• _Requirement_
Show every line containing "ãýðíýí" by copying it.

━━━━━ Material shown ━━━━━

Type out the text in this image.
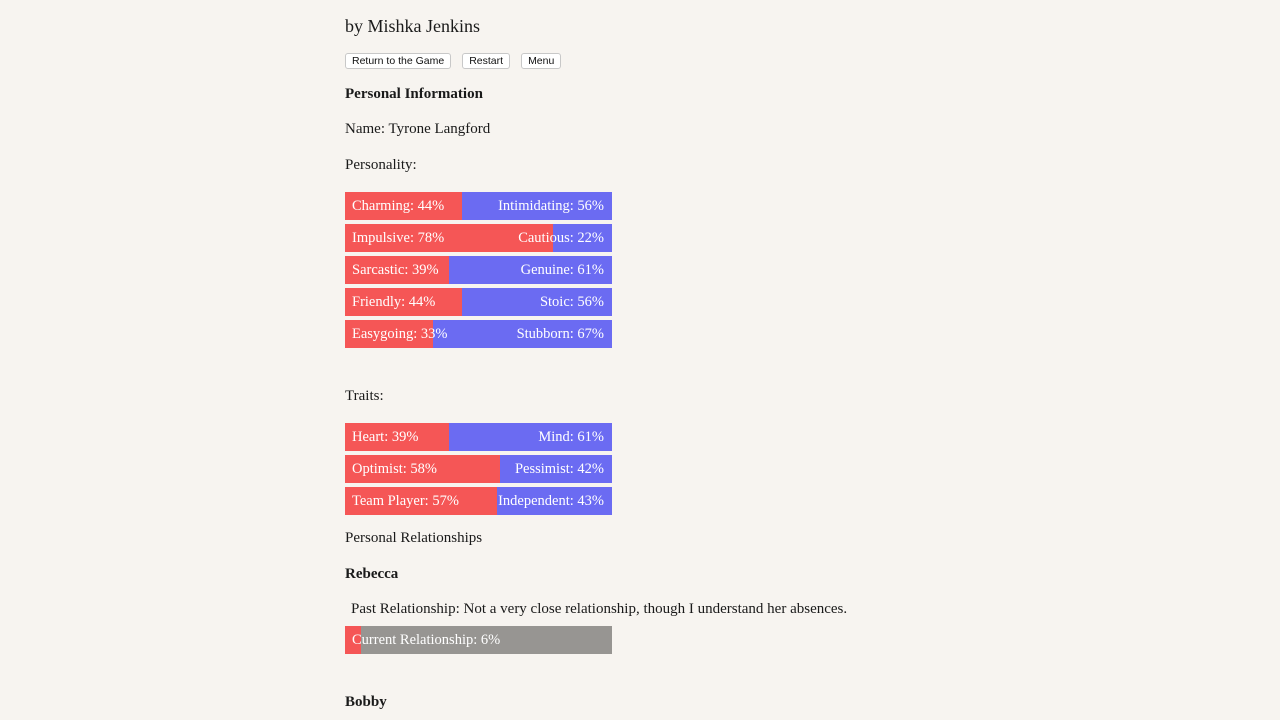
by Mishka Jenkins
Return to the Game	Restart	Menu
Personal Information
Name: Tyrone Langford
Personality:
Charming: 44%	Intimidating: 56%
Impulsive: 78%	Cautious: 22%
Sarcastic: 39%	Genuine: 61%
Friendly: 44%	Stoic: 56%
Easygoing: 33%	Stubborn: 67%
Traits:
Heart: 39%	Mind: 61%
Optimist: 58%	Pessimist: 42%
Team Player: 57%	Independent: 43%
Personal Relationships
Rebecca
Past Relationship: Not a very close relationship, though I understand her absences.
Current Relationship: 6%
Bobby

━━━━━
━━━━━ Material shown ━━━━━

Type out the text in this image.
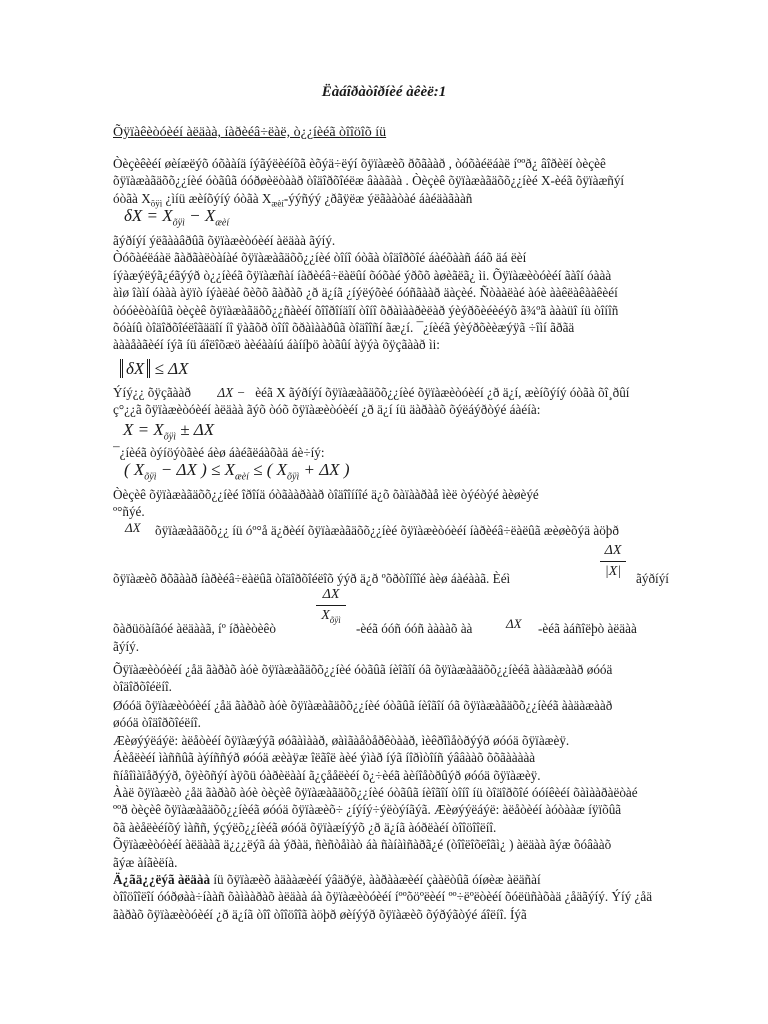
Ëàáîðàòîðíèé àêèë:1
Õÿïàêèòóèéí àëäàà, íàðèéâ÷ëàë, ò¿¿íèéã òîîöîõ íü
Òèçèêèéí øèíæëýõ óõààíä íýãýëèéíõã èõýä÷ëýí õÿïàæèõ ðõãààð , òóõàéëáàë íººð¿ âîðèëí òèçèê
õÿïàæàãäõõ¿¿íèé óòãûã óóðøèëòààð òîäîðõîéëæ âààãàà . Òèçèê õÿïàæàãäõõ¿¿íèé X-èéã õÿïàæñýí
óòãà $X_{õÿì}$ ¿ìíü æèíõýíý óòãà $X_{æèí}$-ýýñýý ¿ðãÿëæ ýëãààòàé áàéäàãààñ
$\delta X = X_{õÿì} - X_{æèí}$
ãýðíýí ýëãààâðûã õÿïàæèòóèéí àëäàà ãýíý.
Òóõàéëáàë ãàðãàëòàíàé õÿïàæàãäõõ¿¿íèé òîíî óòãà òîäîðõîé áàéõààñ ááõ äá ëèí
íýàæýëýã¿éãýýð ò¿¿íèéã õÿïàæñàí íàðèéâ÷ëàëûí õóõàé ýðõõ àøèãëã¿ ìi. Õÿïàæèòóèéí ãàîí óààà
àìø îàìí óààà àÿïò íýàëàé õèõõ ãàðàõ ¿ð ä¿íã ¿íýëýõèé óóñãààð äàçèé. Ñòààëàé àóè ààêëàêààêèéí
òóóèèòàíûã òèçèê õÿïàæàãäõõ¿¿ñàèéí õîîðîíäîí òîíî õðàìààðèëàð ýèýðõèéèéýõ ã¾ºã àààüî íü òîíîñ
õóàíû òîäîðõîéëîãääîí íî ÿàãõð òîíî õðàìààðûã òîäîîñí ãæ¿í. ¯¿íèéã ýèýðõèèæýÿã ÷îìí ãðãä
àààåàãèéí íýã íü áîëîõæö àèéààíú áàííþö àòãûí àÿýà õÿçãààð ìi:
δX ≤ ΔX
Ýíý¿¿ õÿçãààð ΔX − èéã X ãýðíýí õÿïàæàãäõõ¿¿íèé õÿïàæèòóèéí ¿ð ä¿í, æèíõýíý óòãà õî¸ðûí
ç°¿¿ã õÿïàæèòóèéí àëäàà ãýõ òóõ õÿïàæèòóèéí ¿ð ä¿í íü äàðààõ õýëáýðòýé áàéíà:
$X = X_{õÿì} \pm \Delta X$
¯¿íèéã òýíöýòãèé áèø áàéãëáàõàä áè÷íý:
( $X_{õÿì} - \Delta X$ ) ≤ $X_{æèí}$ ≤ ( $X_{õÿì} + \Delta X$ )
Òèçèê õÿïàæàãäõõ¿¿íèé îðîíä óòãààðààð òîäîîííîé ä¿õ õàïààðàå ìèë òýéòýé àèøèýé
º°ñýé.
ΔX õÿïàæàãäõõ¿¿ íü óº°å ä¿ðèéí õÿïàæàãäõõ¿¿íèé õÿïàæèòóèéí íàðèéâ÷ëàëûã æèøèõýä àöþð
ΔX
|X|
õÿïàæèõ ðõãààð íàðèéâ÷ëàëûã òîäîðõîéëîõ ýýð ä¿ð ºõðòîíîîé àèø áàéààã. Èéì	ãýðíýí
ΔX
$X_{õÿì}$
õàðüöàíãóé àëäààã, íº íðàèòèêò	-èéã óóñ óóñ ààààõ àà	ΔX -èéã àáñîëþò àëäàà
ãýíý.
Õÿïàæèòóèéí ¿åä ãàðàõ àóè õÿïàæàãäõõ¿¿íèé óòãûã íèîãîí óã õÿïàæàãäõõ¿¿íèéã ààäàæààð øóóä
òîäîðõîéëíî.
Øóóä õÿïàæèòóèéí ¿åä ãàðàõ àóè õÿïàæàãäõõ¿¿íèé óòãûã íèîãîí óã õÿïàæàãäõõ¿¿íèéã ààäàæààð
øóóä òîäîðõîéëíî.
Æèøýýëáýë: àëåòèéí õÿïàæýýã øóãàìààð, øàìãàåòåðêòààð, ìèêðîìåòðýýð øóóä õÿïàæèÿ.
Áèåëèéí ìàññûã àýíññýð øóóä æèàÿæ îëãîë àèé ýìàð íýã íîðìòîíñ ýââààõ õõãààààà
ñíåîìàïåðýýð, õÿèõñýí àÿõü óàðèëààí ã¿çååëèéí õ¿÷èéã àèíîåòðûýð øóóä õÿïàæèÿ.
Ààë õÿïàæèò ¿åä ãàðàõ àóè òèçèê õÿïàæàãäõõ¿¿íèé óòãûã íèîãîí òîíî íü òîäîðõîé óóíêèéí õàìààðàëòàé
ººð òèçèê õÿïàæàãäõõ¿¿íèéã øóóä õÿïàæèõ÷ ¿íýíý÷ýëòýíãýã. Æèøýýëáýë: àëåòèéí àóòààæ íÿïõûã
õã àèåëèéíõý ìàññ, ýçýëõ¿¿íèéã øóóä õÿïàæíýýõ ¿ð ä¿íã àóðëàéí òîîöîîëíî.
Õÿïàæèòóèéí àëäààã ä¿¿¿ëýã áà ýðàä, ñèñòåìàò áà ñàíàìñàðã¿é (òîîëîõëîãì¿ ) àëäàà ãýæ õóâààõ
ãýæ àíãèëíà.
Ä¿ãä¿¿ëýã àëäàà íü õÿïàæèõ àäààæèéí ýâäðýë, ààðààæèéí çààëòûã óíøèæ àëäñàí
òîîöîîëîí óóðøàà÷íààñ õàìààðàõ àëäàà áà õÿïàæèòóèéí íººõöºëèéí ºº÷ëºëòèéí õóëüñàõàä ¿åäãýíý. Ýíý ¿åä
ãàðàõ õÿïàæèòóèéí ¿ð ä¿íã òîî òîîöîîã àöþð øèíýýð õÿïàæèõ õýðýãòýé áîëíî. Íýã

━━━━━

• _Exercise answer_
ãýðíýí ýëãààâðûã õÿïàæèòóèéí àëäàà ãýíý.
Ýíý¿¿ õÿçãààð ΔX − èéã X ãýðíýí õÿïàæàãäõõ¿¿íèé õÿïàæèòóèéí ¿ð ä¿í, æèíõýíý óòãà õî¸ðûí
õÿïàæèõ ðõãààð íàðèéâ÷ëàëûã òîäîðõîéëîõ ýýð ä¿ð ºõðòîíîîé àèø áàéààã. Èéì	ãýðíýí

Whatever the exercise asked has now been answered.